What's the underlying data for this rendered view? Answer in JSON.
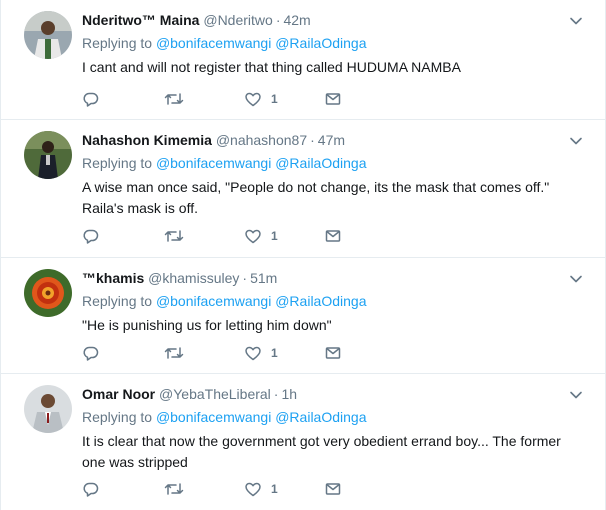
{
  "tweets": [
    {
      "fullname": "Nderitwo™ Maina",
      "handle": "@Nderitwo",
      "separator": "·",
      "time": "42m",
      "replying_prefix": "Replying to",
      "mentions": [
        "@bonifacemwangi",
        "@RailaOdinga"
      ],
      "text": "I cant and will not register that thing called HUDUMA NAMBA",
      "like_count": "1"
    },
    {
      "fullname": "Nahashon Kimemia",
      "handle": "@nahashon87",
      "separator": "·",
      "time": "47m",
      "replying_prefix": "Replying to",
      "mentions": [
        "@bonifacemwangi",
        "@RailaOdinga"
      ],
      "text": "A wise man once said, \"People do not change, its the mask that comes off.\" Raila's mask is off.",
      "like_count": "1"
    },
    {
      "fullname": "™khamis",
      "handle": "@khamissuley",
      "separator": "·",
      "time": "51m",
      "replying_prefix": "Replying to",
      "mentions": [
        "@bonifacemwangi",
        "@RailaOdinga"
      ],
      "text": "\"He is punishing us for letting him down\"",
      "like_count": "1"
    },
    {
      "fullname": "Omar Noor",
      "handle": "@YebaTheLiberal",
      "separator": "·",
      "time": "1h",
      "replying_prefix": "Replying to",
      "mentions": [
        "@bonifacemwangi",
        "@RailaOdinga"
      ],
      "text": "It is clear that now the government got very obedient errand boy... The former one was stripped",
      "like_count": "1"
    }
  ],
  "icons": {
    "reply": "reply-icon",
    "retweet": "retweet-icon",
    "like": "heart-icon",
    "dm": "envelope-icon",
    "caret": "chevron-down-icon"
  },
  "colors": {
    "link": "#1da1f2",
    "secondary_text": "#657786",
    "primary_text": "#14171a",
    "divider": "#e6ecf0"
  }
}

-------

Exercise details :: Track down every line holding the string "handle" and copy it.

Solution ::
      "handle": "@Nderitwo",
      "handle": "@nahashon87",
      "handle": "@khamissuley",
      "handle": "@YebaTheLiberal",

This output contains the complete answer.